§ **DESCRIPTION OF THE TASK**
Set down all of the entries word for word, omitting the images they contain.

Records from a data collection:
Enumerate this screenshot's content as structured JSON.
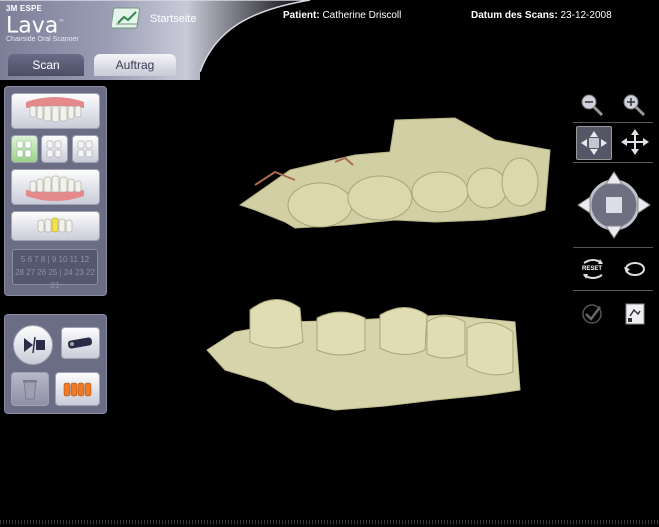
{
  "brand": {
    "company": "3M ESPE",
    "product": "Lava",
    "tm": "™",
    "subtitle": "Chairside Oral Scanner"
  },
  "header": {
    "home_label": "Startseite",
    "patient_label": "Patient:",
    "patient_name": "Catherine Driscoll",
    "scan_date_label": "Datum des Scans:",
    "scan_date": "23-12-2008"
  },
  "tabs": [
    {
      "label": "Scan",
      "active": true
    },
    {
      "label": "Auftrag",
      "active": false
    }
  ],
  "tooth_numbers": {
    "upper": "5 6 7 8 | 9 10 11 12",
    "lower": "28 27 26 25 | 24 23 22 21"
  },
  "right_tools": {
    "reset_label": "RESET"
  },
  "colors": {
    "accent": "#6b6d84",
    "model": "#d7d4ac",
    "background": "#000000"
  }
}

§ **ANSWER**
Enumerate this screenshot's content as structured JSON.
{
  "brand": {
    "company": "3M ESPE",
    "product": "Lava",
    "tm": "™",
    "subtitle": "Chairside Oral Scanner"
  },
  "header": {
    "home_label": "Startseite",
    "patient_label": "Patient:",
    "patient_name": "Catherine Driscoll",
    "scan_date_label": "Datum des Scans:",
    "scan_date": "23-12-2008"
  },
  "tabs": [
    {
      "label": "Scan",
      "active": true
    },
    {
      "label": "Auftrag",
      "active": false
    }
  ],
  "tooth_numbers": {
    "upper": "5 6 7 8 | 9 10 11 12",
    "lower": "28 27 26 25 | 24 23 22 21"
  },
  "right_tools": {
    "reset_label": "RESET"
  },
  "colors": {
    "accent": "#6b6d84",
    "model": "#d7d4ac",
    "background": "#000000"
  }
}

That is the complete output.